__Texto de leitura__:
"""

Mas ela ainda tá ali, na selvageria dos carros. Selvagem pra ela. Selvagem pra mim, aliás. Mas se as florestas dos macacos são o que são selvagem pra mim, talvez os carros das gentes sejam o que é selvagem pros macacos e pros gatos. Apesar de a genética dizer o contrário, acredito que zona de vizinhança entre macacos e gatos é muito mais estreita que a de macacos e gentes. Gentes perderam muita coisa do natural. Quer dizer, desenvolveram outros naturais, e isso é natural. É ridículo um humano achar que vive bem no amto, com mosquito, em baixo das estrelas, se matando por amor. O natural da gente é concreto, em baixo de telhado, cheirando fumaça e Gleide, com umas árvores aqui e ali, uns gatos de 'estimação', uns cachorros inteligentes - porque ser inteligente é ser parecido com gente - e melhores amigos, e trepando sem amor, sem querer procriar por egoísmo e parceria. Isso é natural agora. E quem diz que não que vire macaco e dê seu dinheiro pra mim.
Os gatos é que são inteligentes. Sabem o que é bom - comida, dormir e carinho. E liberdade. Nós criamos máquinas pra nos acompanhar. Dizemos que o cachorro é nosso melhor amigo, mas oc arro é que é. Ele é bicho. Máquina é outra espécie agora e nós somos seus deuses, e eles nossos melhores amigos. O computador é o primo mais querido. Que nós criamos pra nos acompanhar. Somo carentes e hipocondríacos e românticos e nos achamos inteligentes por termos conseguidos suprir todas necessidades, sem saber que ter necessidade é uma burrice. Sentir necessidade é ser burro. Inteligente tem desejos, e os controla, e nunca é triste por eles. Por não os ter, ou os ter de menos. As necessidades entristecem e matam. E fazer do amor uma necessidade é fazer como Tristão, Romeu, Julieta, Isolda, Werther e mais outros que se mataram,ou morreram, ou foram infinitamente ifelizes por causa do amor. Amor é um sentimento de liberdade, de nos libertar, e nos completarmos pela total ausencia de necessidades, e beatitude, alegria intensa, viva, ativa. Amor só serve pra nos trazer alegria, e pra produzir alegria, e pra controlar alegria.
E agora já são 6h37, já tem sol, e gatos são vampiros. Eu não quero dormir, porque já é tarde, ou cedo, mas não me adianta ficar acordado.

"""

__Seção de dados__:
"""

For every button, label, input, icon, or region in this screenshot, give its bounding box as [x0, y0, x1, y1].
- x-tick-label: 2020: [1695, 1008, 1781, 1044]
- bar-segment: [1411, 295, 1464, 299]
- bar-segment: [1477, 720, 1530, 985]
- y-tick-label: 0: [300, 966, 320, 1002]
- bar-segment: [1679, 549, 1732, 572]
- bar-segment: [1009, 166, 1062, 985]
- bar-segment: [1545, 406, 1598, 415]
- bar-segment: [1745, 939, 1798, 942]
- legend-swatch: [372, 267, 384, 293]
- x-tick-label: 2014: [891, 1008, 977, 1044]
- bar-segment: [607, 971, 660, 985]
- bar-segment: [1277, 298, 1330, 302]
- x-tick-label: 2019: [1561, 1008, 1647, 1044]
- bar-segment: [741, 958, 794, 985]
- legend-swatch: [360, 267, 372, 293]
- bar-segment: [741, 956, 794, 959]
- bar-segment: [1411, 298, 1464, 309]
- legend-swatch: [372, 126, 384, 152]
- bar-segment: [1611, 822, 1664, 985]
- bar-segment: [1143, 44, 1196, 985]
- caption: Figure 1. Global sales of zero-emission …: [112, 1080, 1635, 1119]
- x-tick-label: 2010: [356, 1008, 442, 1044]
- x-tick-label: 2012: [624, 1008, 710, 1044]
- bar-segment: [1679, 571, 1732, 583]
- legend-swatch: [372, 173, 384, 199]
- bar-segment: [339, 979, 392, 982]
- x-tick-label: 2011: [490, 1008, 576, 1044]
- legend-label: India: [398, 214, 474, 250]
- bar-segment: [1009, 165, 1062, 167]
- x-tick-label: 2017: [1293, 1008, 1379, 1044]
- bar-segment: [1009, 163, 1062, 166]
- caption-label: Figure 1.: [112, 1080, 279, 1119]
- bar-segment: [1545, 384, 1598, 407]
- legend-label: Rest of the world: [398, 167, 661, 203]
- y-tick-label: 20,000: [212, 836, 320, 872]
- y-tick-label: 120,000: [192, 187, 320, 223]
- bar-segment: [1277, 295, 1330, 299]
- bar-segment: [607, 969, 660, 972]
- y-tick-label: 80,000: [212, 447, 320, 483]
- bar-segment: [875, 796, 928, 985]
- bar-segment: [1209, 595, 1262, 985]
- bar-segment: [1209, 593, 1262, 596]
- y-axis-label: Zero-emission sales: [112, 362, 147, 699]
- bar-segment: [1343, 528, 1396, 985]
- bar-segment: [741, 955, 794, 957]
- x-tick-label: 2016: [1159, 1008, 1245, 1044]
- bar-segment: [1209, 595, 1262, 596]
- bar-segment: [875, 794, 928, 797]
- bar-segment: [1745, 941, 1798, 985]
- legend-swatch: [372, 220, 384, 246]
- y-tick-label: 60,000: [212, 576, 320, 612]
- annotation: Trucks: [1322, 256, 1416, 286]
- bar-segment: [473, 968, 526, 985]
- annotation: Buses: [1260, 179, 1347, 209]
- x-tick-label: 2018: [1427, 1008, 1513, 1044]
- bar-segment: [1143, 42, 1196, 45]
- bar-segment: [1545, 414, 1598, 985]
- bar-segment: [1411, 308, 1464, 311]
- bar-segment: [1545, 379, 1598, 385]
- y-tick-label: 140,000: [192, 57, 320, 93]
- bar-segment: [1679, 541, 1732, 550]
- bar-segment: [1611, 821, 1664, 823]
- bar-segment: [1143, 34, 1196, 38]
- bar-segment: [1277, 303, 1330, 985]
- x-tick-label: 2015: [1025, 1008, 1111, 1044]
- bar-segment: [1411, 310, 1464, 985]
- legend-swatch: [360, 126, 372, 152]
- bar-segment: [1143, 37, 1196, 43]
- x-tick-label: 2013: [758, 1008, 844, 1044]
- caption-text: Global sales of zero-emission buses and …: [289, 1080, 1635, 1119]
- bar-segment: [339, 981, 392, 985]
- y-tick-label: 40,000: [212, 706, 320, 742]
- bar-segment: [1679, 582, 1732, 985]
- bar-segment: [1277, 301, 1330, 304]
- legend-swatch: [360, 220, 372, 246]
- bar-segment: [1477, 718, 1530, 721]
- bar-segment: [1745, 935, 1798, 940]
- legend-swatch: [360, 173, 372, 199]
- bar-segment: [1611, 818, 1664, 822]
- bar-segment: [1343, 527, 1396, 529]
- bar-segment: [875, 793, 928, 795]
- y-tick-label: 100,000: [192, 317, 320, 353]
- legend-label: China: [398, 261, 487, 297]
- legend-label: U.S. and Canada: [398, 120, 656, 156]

"""

__Objetivo__: Segundo o texto de leitura, o que os gatos sabem que é bom?

__Resposta final__: Comida, dormir e carinho, além de liberdade.